DATA FOR THE TASK:

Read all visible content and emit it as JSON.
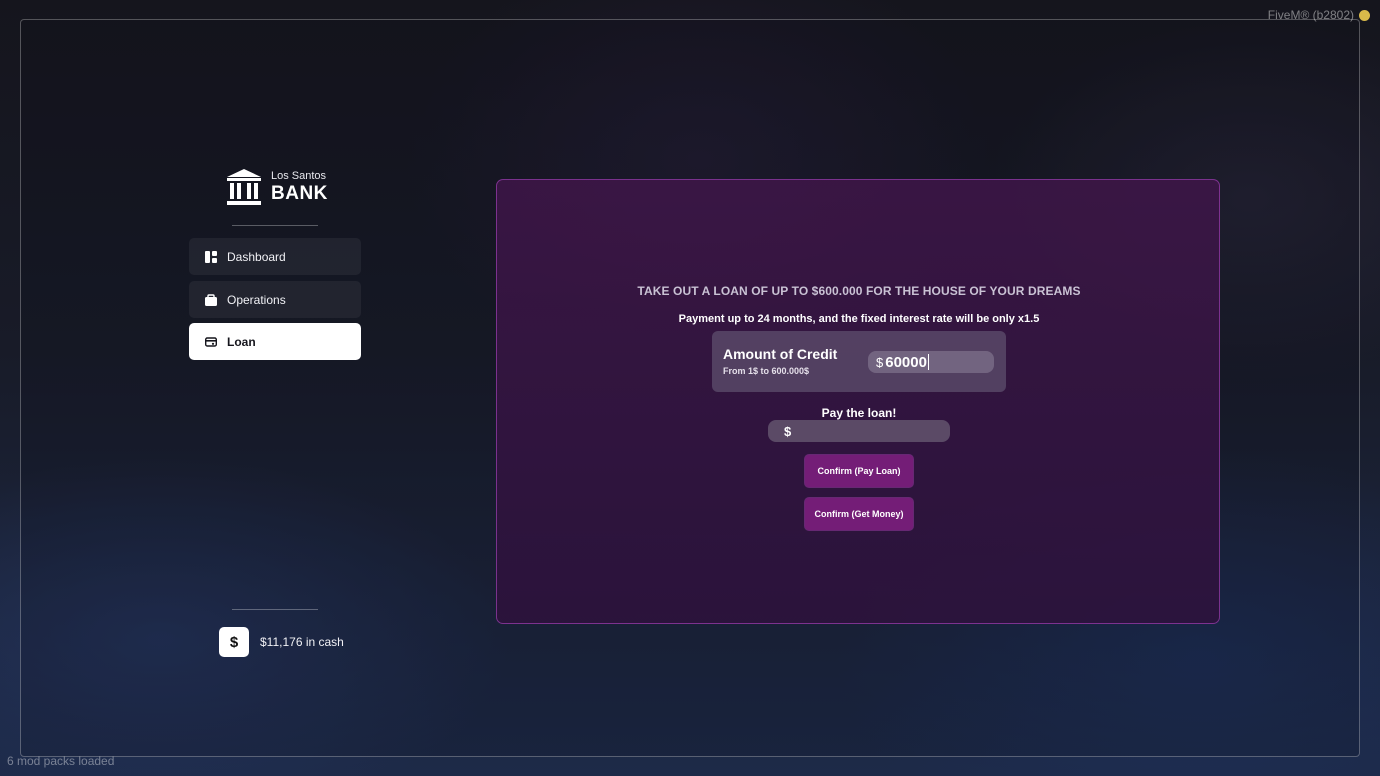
{
  "app": {
    "client_label": "FiveM® (b2802)",
    "status_text": "6 mod packs loaded"
  },
  "sidebar": {
    "logo": {
      "small_text": "Los Santos",
      "big_text": "BANK"
    },
    "items": [
      {
        "label": "Dashboard",
        "icon": "dashboard-icon",
        "active": false
      },
      {
        "label": "Operations",
        "icon": "wallet-icon",
        "active": false
      },
      {
        "label": "Loan",
        "icon": "loan-icon",
        "active": true
      }
    ],
    "cash": {
      "symbol": "$",
      "text": "$11,176 in cash"
    }
  },
  "loan": {
    "headline": "TAKE OUT A LOAN OF UP TO $600.000 FOR THE HOUSE OF YOUR DREAMS",
    "subline": "Payment up to 24 months, and the fixed interest rate will be only x1.5",
    "credit": {
      "title": "Amount of Credit",
      "range": "From 1$ to 600.000$",
      "currency": "$",
      "value": "60000"
    },
    "pay": {
      "label": "Pay the loan!",
      "currency": "$",
      "value": ""
    },
    "buttons": {
      "pay_loan": "Confirm (Pay Loan)",
      "get_money": "Confirm (Get Money)"
    }
  },
  "colors": {
    "accent": "#741d77",
    "panel_border": "#963caa",
    "active_nav": "#ffffff"
  }
}
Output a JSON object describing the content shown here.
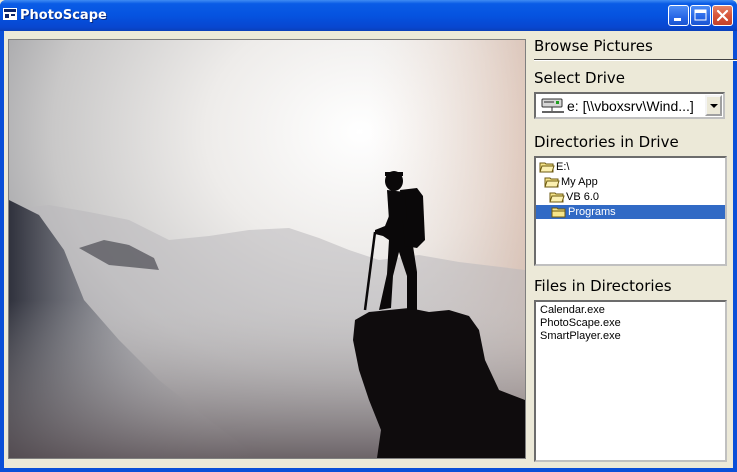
{
  "window": {
    "title": "PhotoScape"
  },
  "panel": {
    "browse_label": "Browse Pictures",
    "select_drive_label": "Select Drive",
    "drive_value": "e: [\\\\vboxsrv\\Wind...]",
    "directories_label": "Directories in Drive",
    "files_label": "Files in Directories"
  },
  "directories": [
    {
      "label": "E:\\"
    },
    {
      "label": "My App"
    },
    {
      "label": "VB 6.0"
    },
    {
      "label": "Programs"
    }
  ],
  "files": [
    {
      "label": "Calendar.exe"
    },
    {
      "label": "PhotoScape.exe"
    },
    {
      "label": "SmartPlayer.exe"
    }
  ],
  "icons": {
    "app": "photoscape-app-icon",
    "minimize": "minimize-icon",
    "maximize": "maximize-icon",
    "close": "close-icon",
    "drive": "network-drive-icon",
    "folder": "folder-icon",
    "open_folder": "open-folder-icon",
    "dropdown": "chevron-down-icon"
  },
  "colors": {
    "titlebar": "#0553e0",
    "selection": "#316ac5",
    "close_button": "#d7553a",
    "dialog_background": "#ece9d8"
  }
}
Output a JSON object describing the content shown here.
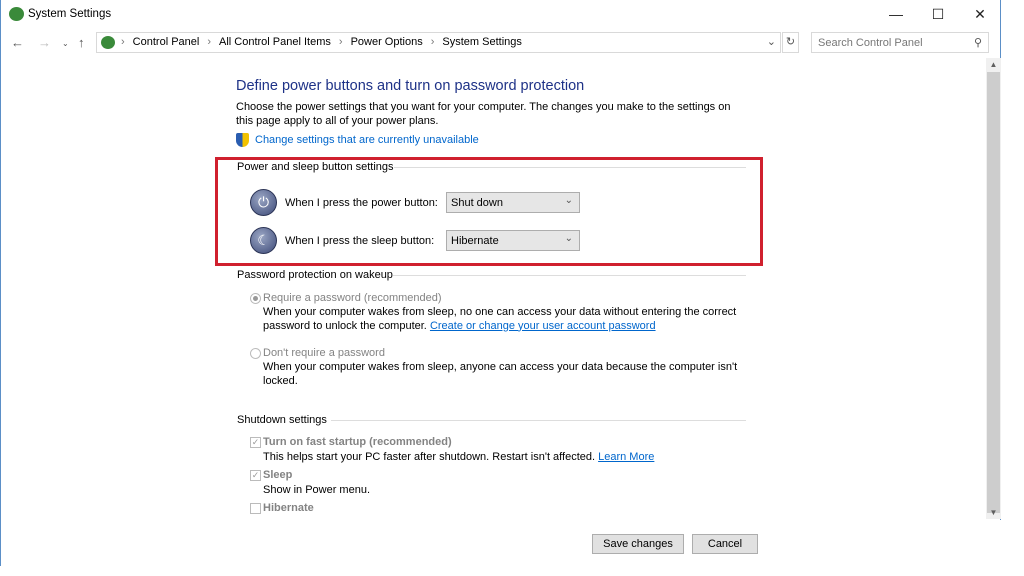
{
  "window": {
    "title": "System Settings"
  },
  "address": {
    "crumbs": [
      "Control Panel",
      "All Control Panel Items",
      "Power Options",
      "System Settings"
    ],
    "search_placeholder": "Search Control Panel"
  },
  "page": {
    "title": "Define power buttons and turn on password protection",
    "description": "Choose the power settings that you want for your computer. The changes you make to the settings on this page apply to all of your power plans.",
    "change_link": "Change settings that are currently unavailable"
  },
  "power_sleep": {
    "heading": "Power and sleep button settings",
    "power_label": "When I press the power button:",
    "power_value": "Shut down",
    "sleep_label": "When I press the sleep button:",
    "sleep_value": "Hibernate",
    "highlight_color": "#d0202e"
  },
  "password": {
    "heading": "Password protection on wakeup",
    "require_label": "Require a password (recommended)",
    "require_desc": "When your computer wakes from sleep, no one can access your data without entering the correct password to unlock the computer.",
    "require_link": "Create or change your user account password",
    "norequire_label": "Don't require a password",
    "norequire_desc": "When your computer wakes from sleep, anyone can access your data because the computer isn't locked."
  },
  "shutdown": {
    "heading": "Shutdown settings",
    "fast_label": "Turn on fast startup (recommended)",
    "fast_desc": "This helps start your PC faster after shutdown. Restart isn't affected.",
    "fast_link": "Learn More",
    "sleep_label": "Sleep",
    "sleep_desc": "Show in Power menu.",
    "hibernate_label": "Hibernate"
  },
  "footer": {
    "save": "Save changes",
    "cancel": "Cancel"
  }
}
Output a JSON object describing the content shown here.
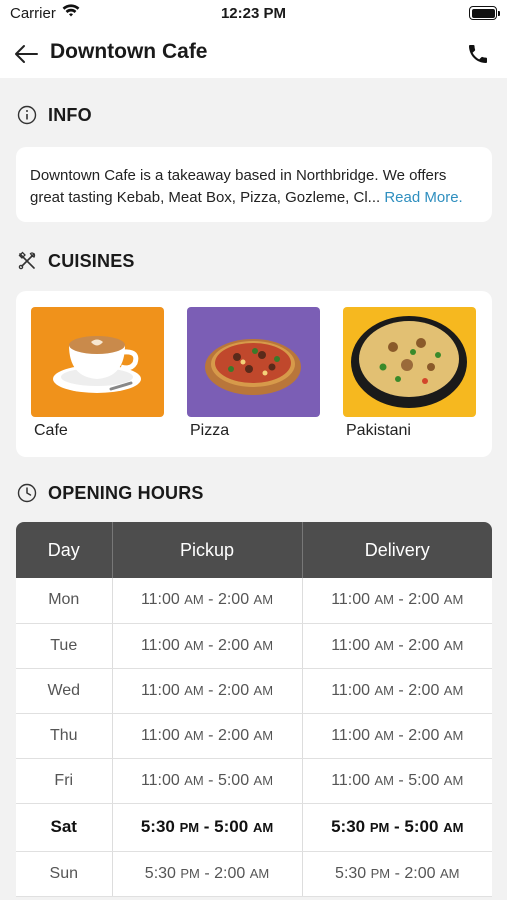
{
  "status": {
    "carrier": "Carrier",
    "time": "12:23 PM"
  },
  "header": {
    "title": "Downtown Cafe",
    "icons": {
      "back": "back-arrow-icon",
      "call": "phone-icon"
    }
  },
  "info": {
    "section_title": "INFO",
    "line1": "Downtown Cafe is a takeaway based in Northbridge. We offers",
    "line2": "great tasting Kebab, Meat Box, Pizza, Gozleme, Cl...",
    "read_more": " Read More."
  },
  "cuisines": {
    "section_title": "CUISINES",
    "items": [
      {
        "label": "Cafe",
        "bg": "#f0921b"
      },
      {
        "label": "Pizza",
        "bg": "#7b5eb5"
      },
      {
        "label": "Pakistani",
        "bg": "#f6b81f"
      }
    ]
  },
  "hours": {
    "section_title": "OPENING HOURS",
    "columns": [
      "Day",
      "Pickup",
      "Delivery"
    ],
    "rows": [
      {
        "day": "Mon",
        "pickup": "11:00 AM - 2:00 AM",
        "delivery": "11:00 AM - 2:00 AM"
      },
      {
        "day": "Tue",
        "pickup": "11:00 AM - 2:00 AM",
        "delivery": "11:00 AM - 2:00 AM"
      },
      {
        "day": "Wed",
        "pickup": "11:00 AM - 2:00 AM",
        "delivery": "11:00 AM - 2:00 AM"
      },
      {
        "day": "Thu",
        "pickup": "11:00 AM - 2:00 AM",
        "delivery": "11:00 AM - 2:00 AM"
      },
      {
        "day": "Fri",
        "pickup": "11:00 AM - 5:00 AM",
        "delivery": "11:00 AM - 5:00 AM"
      },
      {
        "day": "Sat",
        "pickup": "5:30 PM - 5:00 AM",
        "delivery": "5:30 PM - 5:00 AM",
        "today": true
      },
      {
        "day": "Sun",
        "pickup": "5:30 PM - 2:00 AM",
        "delivery": "5:30 PM - 2:00 AM"
      }
    ]
  },
  "colors": {
    "header_bg": "#4d4d4d",
    "link": "#2f8fbf",
    "page_bg": "#f2f2f2"
  }
}
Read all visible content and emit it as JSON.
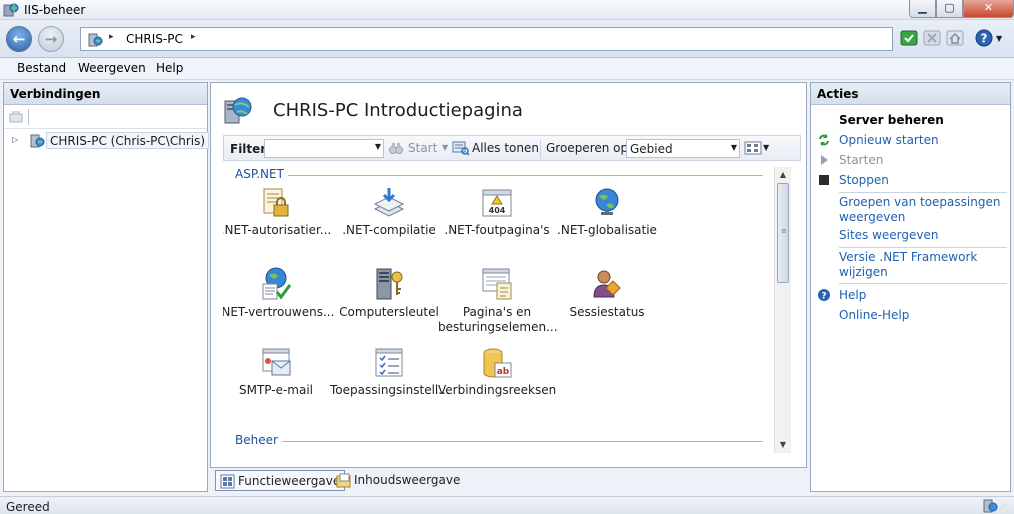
{
  "window": {
    "title": "IIS-beheer"
  },
  "address": {
    "crumb": "CHRIS-PC",
    "arrow": "▸"
  },
  "menu": {
    "file": "Bestand",
    "view": "Weergeven",
    "help": "Help"
  },
  "connections": {
    "title": "Verbindingen",
    "tree_item": "CHRIS-PC (Chris-PC\\Chris)"
  },
  "main": {
    "title": "CHRIS-PC Introductiepagina",
    "filter_label": "Filter:",
    "filter_value": "",
    "start_label": "Start",
    "show_all_label": "Alles tonen",
    "group_by_label": "Groeperen op:",
    "group_by_value": "Gebied",
    "groups": [
      {
        "name": "ASP.NET",
        "features": [
          {
            "label": ".NET-autorisatier...",
            "icon": "lock-document-icon"
          },
          {
            "label": ".NET-compilatie",
            "icon": "stack-download-icon"
          },
          {
            "label": ".NET-foutpagina's",
            "icon": "error-page-404-icon",
            "badge": "404"
          },
          {
            "label": ".NET-globalisatie",
            "icon": "globe-icon"
          },
          {
            "label": ".NET-vertrouwens...",
            "icon": "trust-globe-icon"
          },
          {
            "label": "Computersleutel",
            "icon": "machine-key-icon"
          },
          {
            "label": "Pagina's en besturingselemen...",
            "icon": "pages-controls-icon"
          },
          {
            "label": "Sessiestatus",
            "icon": "session-state-icon"
          },
          {
            "label": "SMTP-e-mail",
            "icon": "smtp-mail-icon"
          },
          {
            "label": "Toepassingsinstell...",
            "icon": "app-settings-icon"
          },
          {
            "label": "Verbindingsreeksen",
            "icon": "connection-strings-icon",
            "badge": "ab"
          }
        ]
      },
      {
        "name": "Beheer",
        "features": []
      }
    ],
    "tabs": {
      "features_view": "Functieweergave",
      "content_view": "Inhoudsweergave"
    }
  },
  "actions": {
    "title": "Acties",
    "manage_server": "Server beheren",
    "restart": "Opnieuw starten",
    "start": "Starten",
    "stop": "Stoppen",
    "app_pools": "Groepen van toepassingen weergeven",
    "sites": "Sites weergeven",
    "net_version": "Versie .NET Framework wijzigen",
    "help": "Help",
    "online_help": "Online-Help"
  },
  "status": {
    "text": "Gereed"
  },
  "colors": {
    "link": "#2061b3",
    "group_heading": "#1a4f9c",
    "disabled": "#8d949c"
  }
}
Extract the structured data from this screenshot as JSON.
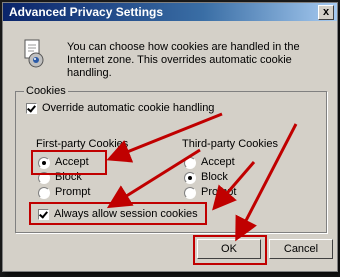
{
  "window": {
    "title": "Advanced Privacy Settings",
    "close_label": "x"
  },
  "intro_text": "You can choose how cookies are handled in the Internet zone.  This overrides automatic cookie handling.",
  "cookies_group": {
    "legend": "Cookies",
    "override_label": "Override automatic cookie handling",
    "override_checked": true,
    "first_party": {
      "title": "First-party Cookies",
      "options": [
        "Accept",
        "Block",
        "Prompt"
      ],
      "selected": "Accept"
    },
    "third_party": {
      "title": "Third-party Cookies",
      "options": [
        "Accept",
        "Block",
        "Prompt"
      ],
      "selected": "Block"
    },
    "session_label": "Always allow session cookies",
    "session_checked": true
  },
  "buttons": {
    "ok": "OK",
    "cancel": "Cancel"
  },
  "colors": {
    "annotation": "#c00000",
    "titlebar": "#0a246a",
    "face": "#d4d0c8"
  }
}
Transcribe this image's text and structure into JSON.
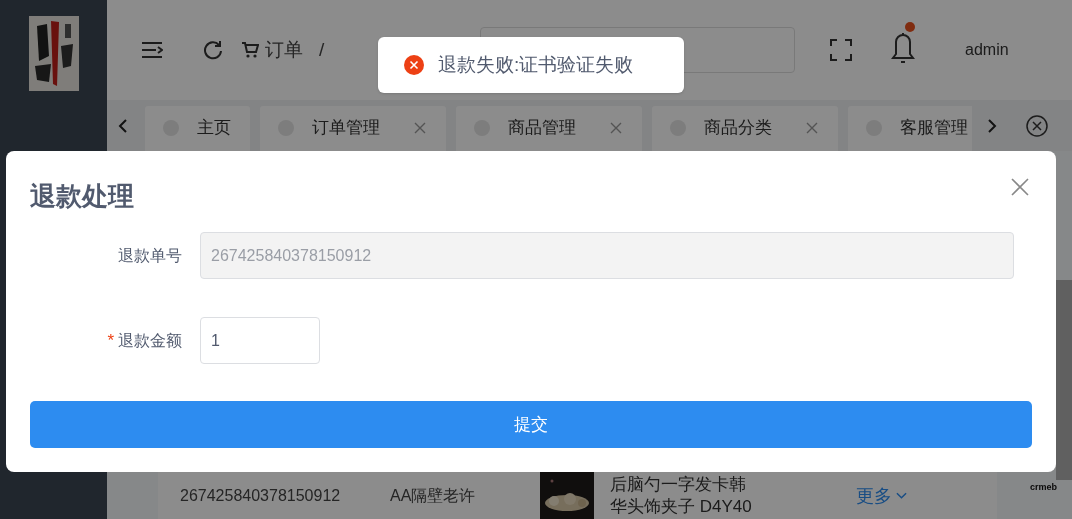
{
  "header": {
    "breadcrumb": [
      "订单",
      "/"
    ],
    "user": "admin",
    "has_notification": true
  },
  "tabs": [
    {
      "label": "主页",
      "closable": false,
      "selected": false
    },
    {
      "label": "订单管理",
      "closable": true,
      "selected": false
    },
    {
      "label": "商品管理",
      "closable": true,
      "selected": false
    },
    {
      "label": "商品分类",
      "closable": true,
      "selected": false
    },
    {
      "label": "客服管理",
      "selected": false
    }
  ],
  "table_row": {
    "order_no": "267425840378150912",
    "user": "AA隔壁老许",
    "product_lines": [
      "后脑勺一字发卡韩",
      "华头饰夹子 D4Y40"
    ],
    "action": "更多"
  },
  "footer_logo": "crmeb",
  "toast": {
    "message": "退款失败:证书验证失败"
  },
  "dialog": {
    "title": "退款处理",
    "fields": [
      {
        "label": "退款单号",
        "value": "267425840378150912",
        "disabled": true
      },
      {
        "label": "退款金额",
        "value": "1",
        "disabled": false,
        "required_mark": "*"
      }
    ],
    "submit": "提交"
  }
}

WORK TO COMPLETE: What count of lines in the listing contain the word "When"? Reply with the number only.

TASK RESPONSE: 4